**STATED EXERCISE**
Restate every line of the material, word for word.
==== RAW DATA ====
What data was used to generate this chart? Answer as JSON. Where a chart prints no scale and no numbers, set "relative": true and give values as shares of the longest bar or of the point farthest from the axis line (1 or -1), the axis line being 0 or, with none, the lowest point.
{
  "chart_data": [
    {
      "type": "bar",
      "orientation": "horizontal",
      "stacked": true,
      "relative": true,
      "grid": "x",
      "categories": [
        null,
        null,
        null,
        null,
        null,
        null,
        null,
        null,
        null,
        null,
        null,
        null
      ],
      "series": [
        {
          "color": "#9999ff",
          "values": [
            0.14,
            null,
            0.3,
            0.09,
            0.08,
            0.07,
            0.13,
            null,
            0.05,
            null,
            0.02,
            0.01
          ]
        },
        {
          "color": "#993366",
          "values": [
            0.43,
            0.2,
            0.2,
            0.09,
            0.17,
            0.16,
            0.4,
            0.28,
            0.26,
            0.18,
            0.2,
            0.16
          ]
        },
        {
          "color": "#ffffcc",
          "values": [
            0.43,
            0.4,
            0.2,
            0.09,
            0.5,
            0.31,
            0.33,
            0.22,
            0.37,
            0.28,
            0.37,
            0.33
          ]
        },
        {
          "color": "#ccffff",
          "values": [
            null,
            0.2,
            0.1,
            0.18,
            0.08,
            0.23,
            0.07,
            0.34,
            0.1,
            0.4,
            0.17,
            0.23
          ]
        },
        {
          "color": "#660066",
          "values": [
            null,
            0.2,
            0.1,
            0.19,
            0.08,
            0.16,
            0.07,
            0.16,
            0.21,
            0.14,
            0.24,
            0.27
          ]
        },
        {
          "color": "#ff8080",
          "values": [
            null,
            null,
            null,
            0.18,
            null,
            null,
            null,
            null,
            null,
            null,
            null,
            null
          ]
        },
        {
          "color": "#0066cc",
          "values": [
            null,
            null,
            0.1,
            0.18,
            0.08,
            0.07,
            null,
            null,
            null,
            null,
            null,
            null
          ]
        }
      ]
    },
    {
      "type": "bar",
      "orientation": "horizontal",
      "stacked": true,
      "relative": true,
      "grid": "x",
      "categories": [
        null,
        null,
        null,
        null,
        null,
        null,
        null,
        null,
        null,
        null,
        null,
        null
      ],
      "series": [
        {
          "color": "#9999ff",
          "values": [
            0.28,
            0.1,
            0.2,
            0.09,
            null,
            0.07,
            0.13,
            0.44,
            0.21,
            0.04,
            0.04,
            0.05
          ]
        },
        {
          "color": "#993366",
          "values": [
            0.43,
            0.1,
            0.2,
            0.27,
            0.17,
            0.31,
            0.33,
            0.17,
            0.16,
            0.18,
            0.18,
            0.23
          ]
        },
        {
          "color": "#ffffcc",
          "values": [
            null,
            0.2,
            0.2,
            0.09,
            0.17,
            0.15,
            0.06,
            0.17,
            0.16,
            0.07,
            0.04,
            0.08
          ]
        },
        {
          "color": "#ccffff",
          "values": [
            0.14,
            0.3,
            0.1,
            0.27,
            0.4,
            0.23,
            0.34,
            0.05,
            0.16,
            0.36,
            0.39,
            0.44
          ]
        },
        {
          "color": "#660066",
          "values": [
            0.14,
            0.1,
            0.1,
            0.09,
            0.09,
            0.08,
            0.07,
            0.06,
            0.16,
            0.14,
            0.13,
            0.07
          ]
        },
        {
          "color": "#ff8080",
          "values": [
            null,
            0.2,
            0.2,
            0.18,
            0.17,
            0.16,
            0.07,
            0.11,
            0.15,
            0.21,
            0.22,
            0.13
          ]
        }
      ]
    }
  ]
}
====
**ANSWER TO THE EXERCISE**
What data was used to generate this chart? Answer as JSON. Where a chart prints no scale and no numbers, set "relative": true and give values as shares of the longest bar or of the point farthest from the axis line (1 or -1), the axis line being 0 or, with none, the lowest point.
{
  "chart_data": [
    {
      "type": "bar",
      "orientation": "horizontal",
      "stacked": true,
      "relative": true,
      "grid": "x",
      "categories": [
        null,
        null,
        null,
        null,
        null,
        null,
        null,
        null,
        null,
        null,
        null,
        null
      ],
      "series": [
        {
          "color": "#9999ff",
          "values": [
            0.14,
            null,
            0.3,
            0.09,
            0.08,
            0.07,
            0.13,
            null,
            0.05,
            null,
            0.02,
            0.01
          ]
        },
        {
          "color": "#993366",
          "values": [
            0.43,
            0.2,
            0.2,
            0.09,
            0.17,
            0.16,
            0.4,
            0.28,
            0.26,
            0.18,
            0.2,
            0.16
          ]
        },
        {
          "color": "#ffffcc",
          "values": [
            0.43,
            0.4,
            0.2,
            0.09,
            0.5,
            0.31,
            0.33,
            0.22,
            0.37,
            0.28,
            0.37,
            0.33
          ]
        },
        {
          "color": "#ccffff",
          "values": [
            null,
            0.2,
            0.1,
            0.18,
            0.08,
            0.23,
            0.07,
            0.34,
            0.1,
            0.4,
            0.17,
            0.23
          ]
        },
        {
          "color": "#660066",
          "values": [
            null,
            0.2,
            0.1,
            0.19,
            0.08,
            0.16,
            0.07,
            0.16,
            0.21,
            0.14,
            0.24,
            0.27
          ]
        },
        {
          "color": "#ff8080",
          "values": [
            null,
            null,
            null,
            0.18,
            null,
            null,
            null,
            null,
            null,
            null,
            null,
            null
          ]
        },
        {
          "color": "#0066cc",
          "values": [
            null,
            null,
            0.1,
            0.18,
            0.08,
            0.07,
            null,
            null,
            null,
            null,
            null,
            null
          ]
        }
      ]
    },
    {
      "type": "bar",
      "orientation": "horizontal",
      "stacked": true,
      "relative": true,
      "grid": "x",
      "categories": [
        null,
        null,
        null,
        null,
        null,
        null,
        null,
        null,
        null,
        null,
        null,
        null
      ],
      "series": [
        {
          "color": "#9999ff",
          "values": [
            0.28,
            0.1,
            0.2,
            0.09,
            null,
            0.07,
            0.13,
            0.44,
            0.21,
            0.04,
            0.04,
            0.05
          ]
        },
        {
          "color": "#993366",
          "values": [
            0.43,
            0.1,
            0.2,
            0.27,
            0.17,
            0.31,
            0.33,
            0.17,
            0.16,
            0.18,
            0.18,
            0.23
          ]
        },
        {
          "color": "#ffffcc",
          "values": [
            null,
            0.2,
            0.2,
            0.09,
            0.17,
            0.15,
            0.06,
            0.17,
            0.16,
            0.07,
            0.04,
            0.08
          ]
        },
        {
          "color": "#ccffff",
          "values": [
            0.14,
            0.3,
            0.1,
            0.27,
            0.4,
            0.23,
            0.34,
            0.05,
            0.16,
            0.36,
            0.39,
            0.44
          ]
        },
        {
          "color": "#660066",
          "values": [
            0.14,
            0.1,
            0.1,
            0.09,
            0.09,
            0.08,
            0.07,
            0.06,
            0.16,
            0.14,
            0.13,
            0.07
          ]
        },
        {
          "color": "#ff8080",
          "values": [
            null,
            0.2,
            0.2,
            0.18,
            0.17,
            0.16,
            0.07,
            0.11,
            0.15,
            0.21,
            0.22,
            0.13
          ]
        }
      ]
    }
  ]
}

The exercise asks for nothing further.